-- Start of Record extracts --
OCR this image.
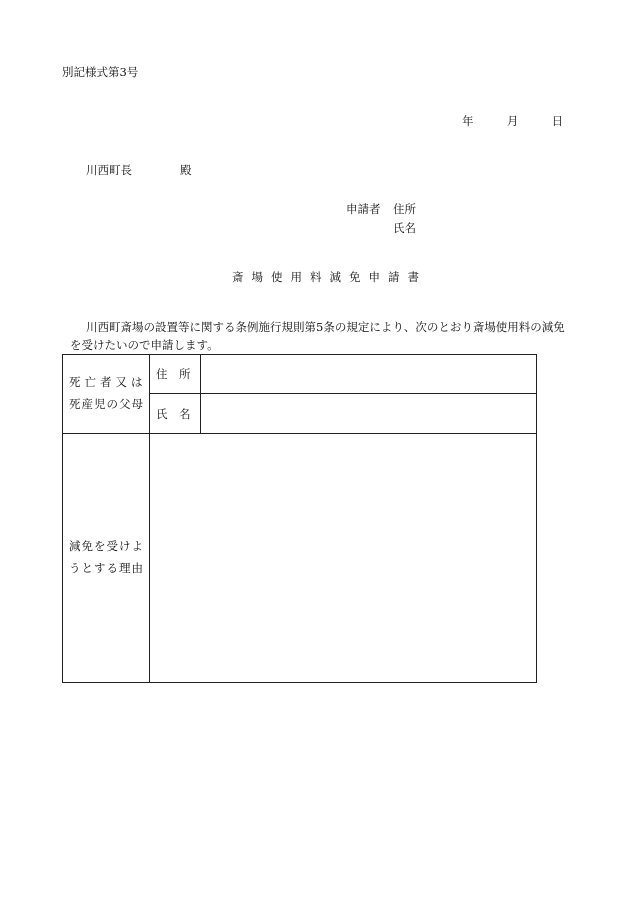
別記様式第3号
年	月	日
川西町長	殿
申請者 住所
氏名
斎場使用料減免申請書
川西町斎場の設置等に関する条例施行規則第5条の規定により、次のとおり斎場使用料の減免
を受けたいので申請します。
死亡者又は
死産児の父母	住　所	
	氏　名	

減免を受けよ
うとする理由		
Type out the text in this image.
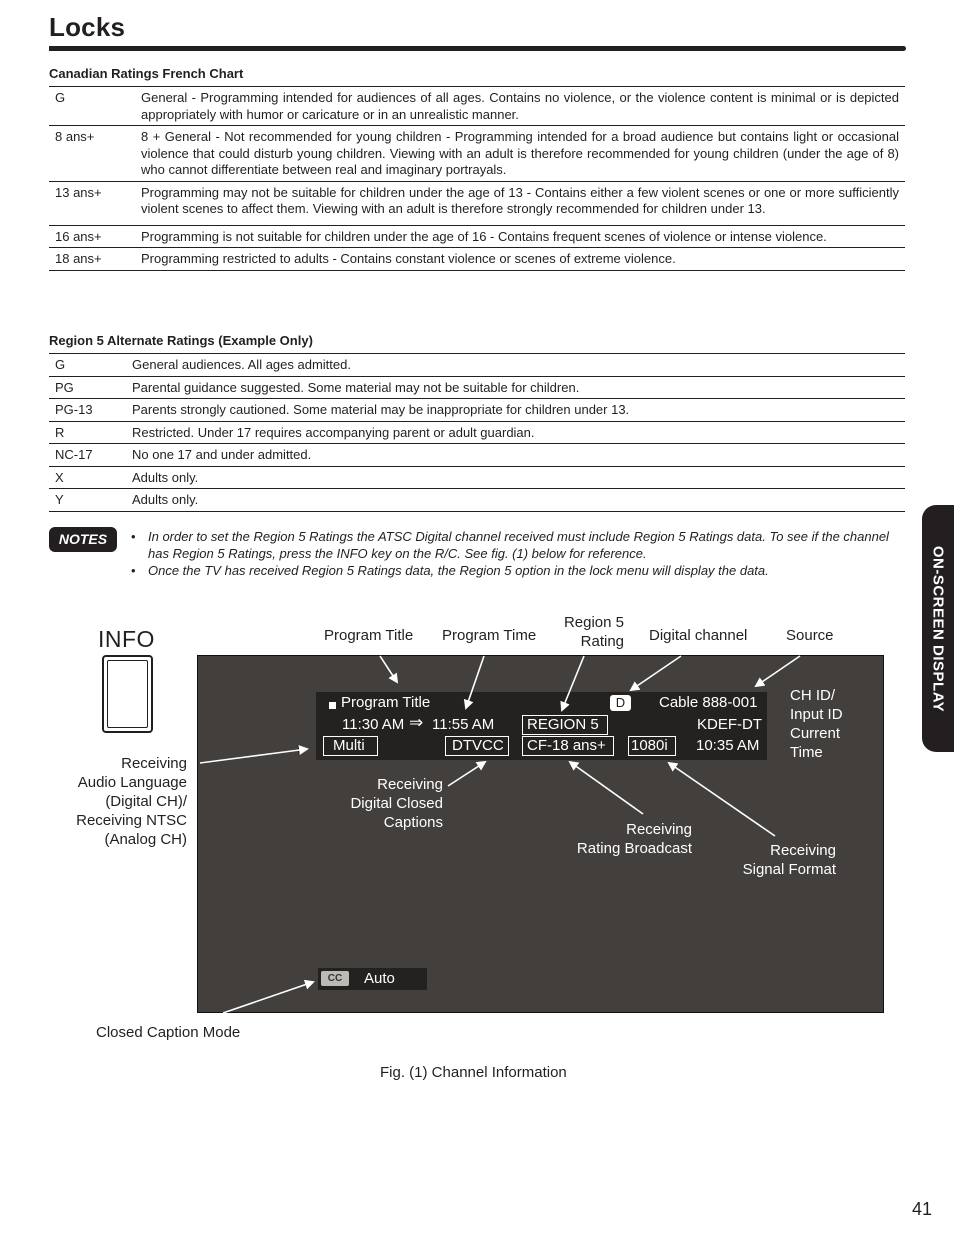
Locks
Canadian Ratings French Chart
G	General - Programming intended for audiences of all ages. Contains no violence, or the violence content is minimal or is depicted appropriately with humor or caricature or in an unrealistic manner.
8 ans+	8 + General - Not recommended for young children - Programming intended for a broad audience but contains light or occasional violence that could disturb young children. Viewing with an adult is therefore recommended for young children (under the age of 8) who cannot differentiate between real and imaginary portrayals.
13 ans+	Programming may not be suitable for children under the age of 13 - Contains either a few violent scenes or one or more sufficiently violent scenes to affect them. Viewing with an adult is therefore strongly recommended for children under 13.
16 ans+	Programming is not suitable for children under the age of 16 - Contains frequent scenes of violence or intense violence.
18 ans+	Programming restricted to adults - Contains constant violence or scenes of extreme violence.
Region 5 Alternate Ratings (Example Only)
G	General audiences. All ages admitted.
PG	Parental guidance suggested. Some material may not be suitable for children.
PG-13	Parents strongly cautioned. Some material may be inappropriate for children under 13.
R	Restricted. Under 17 requires accompanying parent or adult guardian.
NC-17	No one 17 and under admitted.
X	Adults only.
Y	Adults only.
NOTES	• In order to set the Region 5 Ratings the ATSC Digital channel received must include Region 5 Ratings data. To see if the channel has Region 5 Ratings, press the INFO key on the R/C. See fig. (1) below for reference.
• Once the TV has received Region 5 Ratings data, the Region 5 option in the lock menu will display the data.	ON-SCREEN DISPLAY
INFO	Program Title Program Time
Region 5
Rating Digital channel	Source
Receiving
Audio Language
(Digital CH)/
Receiving NTSC
(Analog CH)
Closed Caption Mode
Fig. (1) Channel Information
Program Title	D	Cable 888-001
11:30 AM ⇒ 11:55 AM REGION 5	KDEF-DT
Multi	DTVCC CF-18 ans+ 1080i 10:35 AM
CH ID/
Input ID
Current
Time
Receiving
Digital Closed
Captions	Receiving
Rating Broadcast	Receiving
Signal Format
CC	Auto
41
-- End of Record extracts --
# Exercise details
State how many lines hold the word "data". The number is the whole answer.

# Finished exercise
2